▶ Goal of the exercise: Repeat every entry in the listing below, exactly.

##########

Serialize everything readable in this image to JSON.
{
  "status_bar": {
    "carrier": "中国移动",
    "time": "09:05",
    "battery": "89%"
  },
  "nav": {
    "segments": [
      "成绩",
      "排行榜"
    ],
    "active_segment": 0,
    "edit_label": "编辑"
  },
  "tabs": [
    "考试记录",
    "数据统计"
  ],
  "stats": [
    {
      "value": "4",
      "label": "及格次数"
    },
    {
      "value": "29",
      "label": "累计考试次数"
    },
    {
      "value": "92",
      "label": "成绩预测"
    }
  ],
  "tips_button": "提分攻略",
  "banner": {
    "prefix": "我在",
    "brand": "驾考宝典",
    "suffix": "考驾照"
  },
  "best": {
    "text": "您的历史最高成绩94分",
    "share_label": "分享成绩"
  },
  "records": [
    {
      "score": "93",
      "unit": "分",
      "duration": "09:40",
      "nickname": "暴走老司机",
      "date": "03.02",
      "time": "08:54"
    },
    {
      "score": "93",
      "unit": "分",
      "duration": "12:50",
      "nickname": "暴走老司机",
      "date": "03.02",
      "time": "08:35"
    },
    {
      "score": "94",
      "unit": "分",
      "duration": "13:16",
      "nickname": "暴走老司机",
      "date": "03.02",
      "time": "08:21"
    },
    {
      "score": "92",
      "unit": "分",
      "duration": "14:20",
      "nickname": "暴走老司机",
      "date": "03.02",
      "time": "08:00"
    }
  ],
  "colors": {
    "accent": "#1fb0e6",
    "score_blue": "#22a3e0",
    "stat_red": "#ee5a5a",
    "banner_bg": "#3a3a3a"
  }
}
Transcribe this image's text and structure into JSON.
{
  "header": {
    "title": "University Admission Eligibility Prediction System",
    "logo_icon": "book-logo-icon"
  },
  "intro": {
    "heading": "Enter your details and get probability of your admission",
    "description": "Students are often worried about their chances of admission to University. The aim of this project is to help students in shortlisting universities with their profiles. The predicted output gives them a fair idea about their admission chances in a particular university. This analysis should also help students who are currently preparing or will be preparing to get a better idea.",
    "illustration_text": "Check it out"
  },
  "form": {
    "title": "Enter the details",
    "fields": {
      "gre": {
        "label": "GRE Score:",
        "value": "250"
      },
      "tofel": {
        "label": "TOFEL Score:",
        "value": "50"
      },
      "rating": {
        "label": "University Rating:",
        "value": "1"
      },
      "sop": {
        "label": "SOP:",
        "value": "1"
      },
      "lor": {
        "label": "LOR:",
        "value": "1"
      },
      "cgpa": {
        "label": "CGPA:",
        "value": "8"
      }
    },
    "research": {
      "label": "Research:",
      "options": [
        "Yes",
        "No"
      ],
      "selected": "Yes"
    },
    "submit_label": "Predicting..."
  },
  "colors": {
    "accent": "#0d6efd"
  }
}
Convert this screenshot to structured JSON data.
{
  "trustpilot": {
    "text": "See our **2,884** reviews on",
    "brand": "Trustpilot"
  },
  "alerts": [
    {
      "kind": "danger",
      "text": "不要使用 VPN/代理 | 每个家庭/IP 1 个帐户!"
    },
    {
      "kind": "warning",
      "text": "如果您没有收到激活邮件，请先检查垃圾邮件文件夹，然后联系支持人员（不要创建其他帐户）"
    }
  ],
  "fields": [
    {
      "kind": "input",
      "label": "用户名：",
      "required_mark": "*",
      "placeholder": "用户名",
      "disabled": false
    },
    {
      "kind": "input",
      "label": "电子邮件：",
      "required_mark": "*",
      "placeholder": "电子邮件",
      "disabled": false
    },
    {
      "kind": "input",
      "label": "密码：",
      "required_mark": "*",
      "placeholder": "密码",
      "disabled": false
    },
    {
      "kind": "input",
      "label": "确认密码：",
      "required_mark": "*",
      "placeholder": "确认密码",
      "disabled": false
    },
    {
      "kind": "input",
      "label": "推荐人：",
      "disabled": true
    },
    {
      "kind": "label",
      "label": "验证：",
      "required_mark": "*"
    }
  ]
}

##########

▶ Solution to this exercise:
Serialize everything readable in this image to JSON.
{
  "status_bar": {
    "carrier": "中国移动",
    "time": "09:05",
    "battery": "89%"
  },
  "nav": {
    "segments": [
      "成绩",
      "排行榜"
    ],
    "active_segment": 0,
    "edit_label": "编辑"
  },
  "tabs": [
    "考试记录",
    "数据统计"
  ],
  "stats": [
    {
      "value": "4",
      "label": "及格次数"
    },
    {
      "value": "29",
      "label": "累计考试次数"
    },
    {
      "value": "92",
      "label": "成绩预测"
    }
  ],
  "tips_button": "提分攻略",
  "banner": {
    "prefix": "我在",
    "brand": "驾考宝典",
    "suffix": "考驾照"
  },
  "best": {
    "text": "您的历史最高成绩94分",
    "share_label": "分享成绩"
  },
  "records": [
    {
      "score": "93",
      "unit": "分",
      "duration": "09:40",
      "nickname": "暴走老司机",
      "date": "03.02",
      "time": "08:54"
    },
    {
      "score": "93",
      "unit": "分",
      "duration": "12:50",
      "nickname": "暴走老司机",
      "date": "03.02",
      "time": "08:35"
    },
    {
      "score": "94",
      "unit": "分",
      "duration": "13:16",
      "nickname": "暴走老司机",
      "date": "03.02",
      "time": "08:21"
    },
    {
      "score": "92",
      "unit": "分",
      "duration": "14:20",
      "nickname": "暴走老司机",
      "date": "03.02",
      "time": "08:00"
    }
  ],
  "colors": {
    "accent": "#1fb0e6",
    "score_blue": "#22a3e0",
    "stat_red": "#ee5a5a",
    "banner_bg": "#3a3a3a"
  }
}
Transcribe this image's text and structure into JSON.
{
  "header": {
    "title": "University Admission Eligibility Prediction System",
    "logo_icon": "book-logo-icon"
  },
  "intro": {
    "heading": "Enter your details and get probability of your admission",
    "description": "Students are often worried about their chances of admission to University. The aim of this project is to help students in shortlisting universities with their profiles. The predicted output gives them a fair idea about their admission chances in a particular university. This analysis should also help students who are currently preparing or will be preparing to get a better idea.",
    "illustration_text": "Check it out"
  },
  "form": {
    "title": "Enter the details",
    "fields": {
      "gre": {
        "label": "GRE Score:",
        "value": "250"
      },
      "tofel": {
        "label": "TOFEL Score:",
        "value": "50"
      },
      "rating": {
        "label": "University Rating:",
        "value": "1"
      },
      "sop": {
        "label": "SOP:",
        "value": "1"
      },
      "lor": {
        "label": "LOR:",
        "value": "1"
      },
      "cgpa": {
        "label": "CGPA:",
        "value": "8"
      }
    },
    "research": {
      "label": "Research:",
      "options": [
        "Yes",
        "No"
      ],
      "selected": "Yes"
    },
    "submit_label": "Predicting..."
  },
  "colors": {
    "accent": "#0d6efd"
  }
}
Convert this screenshot to structured JSON data.
{
  "trustpilot": {
    "text": "See our **2,884** reviews on",
    "brand": "Trustpilot"
  },
  "alerts": [
    {
      "kind": "danger",
      "text": "不要使用 VPN/代理 | 每个家庭/IP 1 个帐户!"
    },
    {
      "kind": "warning",
      "text": "如果您没有收到激活邮件，请先检查垃圾邮件文件夹，然后联系支持人员（不要创建其他帐户）"
    }
  ],
  "fields": [
    {
      "kind": "input",
      "label": "用户名：",
      "required_mark": "*",
      "placeholder": "用户名",
      "disabled": false
    },
    {
      "kind": "input",
      "label": "电子邮件：",
      "required_mark": "*",
      "placeholder": "电子邮件",
      "disabled": false
    },
    {
      "kind": "input",
      "label": "密码：",
      "required_mark": "*",
      "placeholder": "密码",
      "disabled": false
    },
    {
      "kind": "input",
      "label": "确认密码：",
      "required_mark": "*",
      "placeholder": "确认密码",
      "disabled": false
    },
    {
      "kind": "input",
      "label": "推荐人：",
      "disabled": true
    },
    {
      "kind": "label",
      "label": "验证：",
      "required_mark": "*"
    }
  ]
}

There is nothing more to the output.